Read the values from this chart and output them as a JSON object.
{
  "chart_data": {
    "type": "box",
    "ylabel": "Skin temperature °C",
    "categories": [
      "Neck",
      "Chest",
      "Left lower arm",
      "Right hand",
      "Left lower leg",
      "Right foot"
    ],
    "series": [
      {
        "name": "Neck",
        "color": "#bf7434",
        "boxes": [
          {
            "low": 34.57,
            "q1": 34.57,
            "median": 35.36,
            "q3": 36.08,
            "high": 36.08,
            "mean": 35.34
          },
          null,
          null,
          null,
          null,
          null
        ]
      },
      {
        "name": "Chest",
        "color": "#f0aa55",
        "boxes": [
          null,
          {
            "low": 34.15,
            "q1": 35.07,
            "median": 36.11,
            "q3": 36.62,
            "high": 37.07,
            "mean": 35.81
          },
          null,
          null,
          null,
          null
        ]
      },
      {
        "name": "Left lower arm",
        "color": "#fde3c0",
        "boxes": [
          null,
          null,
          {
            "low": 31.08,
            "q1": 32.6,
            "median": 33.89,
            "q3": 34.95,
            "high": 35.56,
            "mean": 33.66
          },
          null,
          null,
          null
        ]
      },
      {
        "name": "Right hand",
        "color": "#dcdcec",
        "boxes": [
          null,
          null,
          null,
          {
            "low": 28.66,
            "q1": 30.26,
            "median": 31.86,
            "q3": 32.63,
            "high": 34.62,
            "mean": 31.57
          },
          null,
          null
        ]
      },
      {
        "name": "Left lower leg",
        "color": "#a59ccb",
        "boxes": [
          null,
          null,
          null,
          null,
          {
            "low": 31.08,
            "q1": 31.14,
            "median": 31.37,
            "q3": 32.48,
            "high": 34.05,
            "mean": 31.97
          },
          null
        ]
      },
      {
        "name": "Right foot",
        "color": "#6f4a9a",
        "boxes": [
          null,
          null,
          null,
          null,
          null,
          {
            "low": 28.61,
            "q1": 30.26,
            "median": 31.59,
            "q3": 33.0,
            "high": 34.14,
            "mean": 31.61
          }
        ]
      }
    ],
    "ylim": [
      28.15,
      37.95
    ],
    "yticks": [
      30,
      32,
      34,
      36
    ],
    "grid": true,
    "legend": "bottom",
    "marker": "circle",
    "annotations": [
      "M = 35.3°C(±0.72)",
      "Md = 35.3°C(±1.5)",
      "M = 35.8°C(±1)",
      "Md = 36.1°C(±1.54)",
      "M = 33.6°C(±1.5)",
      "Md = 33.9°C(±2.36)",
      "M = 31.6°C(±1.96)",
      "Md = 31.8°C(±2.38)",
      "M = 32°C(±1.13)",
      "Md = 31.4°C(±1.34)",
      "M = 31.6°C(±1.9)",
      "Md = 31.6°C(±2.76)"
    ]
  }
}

...

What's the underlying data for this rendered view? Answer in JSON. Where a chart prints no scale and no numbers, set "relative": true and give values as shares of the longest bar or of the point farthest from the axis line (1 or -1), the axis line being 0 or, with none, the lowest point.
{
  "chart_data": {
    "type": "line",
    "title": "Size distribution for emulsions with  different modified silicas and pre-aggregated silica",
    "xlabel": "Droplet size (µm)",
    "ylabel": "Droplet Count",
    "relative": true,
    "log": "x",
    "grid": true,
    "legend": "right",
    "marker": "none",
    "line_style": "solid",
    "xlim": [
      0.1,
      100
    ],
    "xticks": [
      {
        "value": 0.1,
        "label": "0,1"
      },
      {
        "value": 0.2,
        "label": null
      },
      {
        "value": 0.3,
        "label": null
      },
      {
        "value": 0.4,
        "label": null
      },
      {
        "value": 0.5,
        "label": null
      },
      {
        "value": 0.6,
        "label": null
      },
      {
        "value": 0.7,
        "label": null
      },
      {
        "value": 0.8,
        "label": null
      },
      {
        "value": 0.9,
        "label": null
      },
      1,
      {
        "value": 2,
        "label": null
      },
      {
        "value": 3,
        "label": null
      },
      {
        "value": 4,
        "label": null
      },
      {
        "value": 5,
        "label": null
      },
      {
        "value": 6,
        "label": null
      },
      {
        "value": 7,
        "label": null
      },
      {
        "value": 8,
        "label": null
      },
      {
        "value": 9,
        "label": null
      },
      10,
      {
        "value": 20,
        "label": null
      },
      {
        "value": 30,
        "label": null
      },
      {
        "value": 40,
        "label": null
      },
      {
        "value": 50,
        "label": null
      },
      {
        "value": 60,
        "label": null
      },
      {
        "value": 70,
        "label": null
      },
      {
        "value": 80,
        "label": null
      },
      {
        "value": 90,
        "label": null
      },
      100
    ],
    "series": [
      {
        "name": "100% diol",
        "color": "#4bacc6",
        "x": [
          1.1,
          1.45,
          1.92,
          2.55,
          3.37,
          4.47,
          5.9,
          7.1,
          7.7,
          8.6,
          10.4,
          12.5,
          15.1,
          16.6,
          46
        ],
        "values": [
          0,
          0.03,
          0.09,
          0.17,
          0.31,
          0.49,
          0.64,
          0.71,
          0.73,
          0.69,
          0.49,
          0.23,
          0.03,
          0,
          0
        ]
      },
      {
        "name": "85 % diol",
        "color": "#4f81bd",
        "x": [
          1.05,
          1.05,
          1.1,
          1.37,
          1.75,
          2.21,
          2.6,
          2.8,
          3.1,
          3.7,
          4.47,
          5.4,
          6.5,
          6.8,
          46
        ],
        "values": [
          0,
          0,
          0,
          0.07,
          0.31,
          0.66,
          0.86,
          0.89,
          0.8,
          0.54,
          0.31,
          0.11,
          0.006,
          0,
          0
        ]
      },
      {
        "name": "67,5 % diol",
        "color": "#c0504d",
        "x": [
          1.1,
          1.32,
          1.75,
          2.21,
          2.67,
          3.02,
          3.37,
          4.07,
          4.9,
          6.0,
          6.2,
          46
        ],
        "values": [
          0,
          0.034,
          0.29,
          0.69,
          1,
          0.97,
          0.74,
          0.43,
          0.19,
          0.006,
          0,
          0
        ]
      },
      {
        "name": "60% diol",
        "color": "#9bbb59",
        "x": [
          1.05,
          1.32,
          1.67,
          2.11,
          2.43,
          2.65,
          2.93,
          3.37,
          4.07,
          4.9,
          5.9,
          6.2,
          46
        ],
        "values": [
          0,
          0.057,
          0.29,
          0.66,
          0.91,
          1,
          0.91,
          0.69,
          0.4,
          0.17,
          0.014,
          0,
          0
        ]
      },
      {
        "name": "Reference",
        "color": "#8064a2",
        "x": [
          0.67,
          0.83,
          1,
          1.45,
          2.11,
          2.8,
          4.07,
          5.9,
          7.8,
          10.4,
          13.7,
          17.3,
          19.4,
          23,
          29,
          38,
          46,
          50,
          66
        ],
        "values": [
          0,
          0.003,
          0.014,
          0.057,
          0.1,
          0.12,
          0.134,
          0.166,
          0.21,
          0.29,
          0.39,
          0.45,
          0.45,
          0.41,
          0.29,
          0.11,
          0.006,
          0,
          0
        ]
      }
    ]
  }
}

==

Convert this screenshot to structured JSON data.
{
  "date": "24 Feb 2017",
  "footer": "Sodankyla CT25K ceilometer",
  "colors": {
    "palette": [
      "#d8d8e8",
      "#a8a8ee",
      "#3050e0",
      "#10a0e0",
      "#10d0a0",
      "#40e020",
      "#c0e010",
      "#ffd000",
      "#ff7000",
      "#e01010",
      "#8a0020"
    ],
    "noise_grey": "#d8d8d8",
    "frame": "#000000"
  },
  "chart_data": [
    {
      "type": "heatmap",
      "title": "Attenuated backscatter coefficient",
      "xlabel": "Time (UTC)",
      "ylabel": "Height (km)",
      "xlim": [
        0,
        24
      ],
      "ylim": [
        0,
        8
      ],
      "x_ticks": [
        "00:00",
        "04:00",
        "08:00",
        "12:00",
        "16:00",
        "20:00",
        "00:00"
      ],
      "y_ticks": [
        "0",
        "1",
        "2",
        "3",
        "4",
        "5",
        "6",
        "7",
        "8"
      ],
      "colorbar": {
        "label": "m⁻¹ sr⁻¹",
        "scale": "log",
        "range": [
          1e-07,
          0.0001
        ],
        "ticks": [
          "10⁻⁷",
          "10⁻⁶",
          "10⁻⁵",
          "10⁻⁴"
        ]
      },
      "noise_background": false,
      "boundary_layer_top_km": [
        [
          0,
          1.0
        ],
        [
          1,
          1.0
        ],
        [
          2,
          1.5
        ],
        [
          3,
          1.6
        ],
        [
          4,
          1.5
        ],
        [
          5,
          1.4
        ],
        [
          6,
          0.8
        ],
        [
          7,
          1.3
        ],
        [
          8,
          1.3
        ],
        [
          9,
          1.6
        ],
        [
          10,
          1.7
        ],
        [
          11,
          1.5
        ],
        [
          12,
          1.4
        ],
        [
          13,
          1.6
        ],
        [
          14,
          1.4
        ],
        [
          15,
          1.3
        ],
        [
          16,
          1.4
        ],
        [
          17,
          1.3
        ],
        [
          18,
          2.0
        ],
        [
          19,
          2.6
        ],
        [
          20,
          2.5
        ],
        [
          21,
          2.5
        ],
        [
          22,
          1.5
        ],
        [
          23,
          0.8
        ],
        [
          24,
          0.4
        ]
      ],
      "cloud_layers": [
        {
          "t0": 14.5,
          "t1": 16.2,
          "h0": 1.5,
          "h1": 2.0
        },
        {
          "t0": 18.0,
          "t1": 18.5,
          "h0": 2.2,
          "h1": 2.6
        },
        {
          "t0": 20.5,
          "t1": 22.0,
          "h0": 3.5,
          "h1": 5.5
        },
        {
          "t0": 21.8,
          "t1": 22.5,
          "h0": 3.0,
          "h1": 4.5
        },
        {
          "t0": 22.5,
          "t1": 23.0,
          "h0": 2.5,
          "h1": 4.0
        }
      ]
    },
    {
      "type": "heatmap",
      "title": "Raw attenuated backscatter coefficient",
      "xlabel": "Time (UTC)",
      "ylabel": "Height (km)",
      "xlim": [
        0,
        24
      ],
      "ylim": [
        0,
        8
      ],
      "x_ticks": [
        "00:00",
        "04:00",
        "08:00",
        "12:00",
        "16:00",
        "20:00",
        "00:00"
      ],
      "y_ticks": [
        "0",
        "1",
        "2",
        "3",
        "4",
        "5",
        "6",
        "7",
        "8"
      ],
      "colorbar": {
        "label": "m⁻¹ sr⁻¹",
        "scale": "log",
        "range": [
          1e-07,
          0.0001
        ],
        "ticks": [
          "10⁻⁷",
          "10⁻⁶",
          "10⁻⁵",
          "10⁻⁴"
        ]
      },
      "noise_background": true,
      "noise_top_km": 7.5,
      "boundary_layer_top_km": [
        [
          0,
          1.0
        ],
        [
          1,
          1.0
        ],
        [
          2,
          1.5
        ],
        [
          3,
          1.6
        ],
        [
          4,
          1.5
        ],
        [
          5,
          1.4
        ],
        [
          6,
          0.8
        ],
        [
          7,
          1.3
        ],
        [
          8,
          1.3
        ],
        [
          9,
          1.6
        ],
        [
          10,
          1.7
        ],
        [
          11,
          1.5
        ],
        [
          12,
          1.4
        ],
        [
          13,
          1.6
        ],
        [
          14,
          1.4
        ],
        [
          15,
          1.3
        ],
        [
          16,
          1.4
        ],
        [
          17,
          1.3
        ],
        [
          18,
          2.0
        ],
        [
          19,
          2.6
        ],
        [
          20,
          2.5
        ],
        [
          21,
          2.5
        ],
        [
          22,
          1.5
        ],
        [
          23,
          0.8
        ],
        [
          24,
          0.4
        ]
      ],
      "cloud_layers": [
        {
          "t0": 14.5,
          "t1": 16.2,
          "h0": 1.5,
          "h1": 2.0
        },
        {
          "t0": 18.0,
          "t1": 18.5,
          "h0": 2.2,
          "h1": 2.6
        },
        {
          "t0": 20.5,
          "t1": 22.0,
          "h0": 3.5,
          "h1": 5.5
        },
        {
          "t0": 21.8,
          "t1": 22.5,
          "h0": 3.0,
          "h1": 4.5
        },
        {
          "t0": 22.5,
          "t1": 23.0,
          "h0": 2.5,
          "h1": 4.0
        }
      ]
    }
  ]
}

## Work instructions:
Take every line from the data that contains the word "name".

## Written reply:
        "name": "Neck",
        "name": "Chest",
        "name": "Left lower arm",
        "name": "Right hand",
        "name": "Left lower leg",
        "name": "Right foot",
        "name": "100% diol",
        "name": "85 % diol",
        "name": "67,5 % diol",
        "name": "60% diol",
        "name": "Reference",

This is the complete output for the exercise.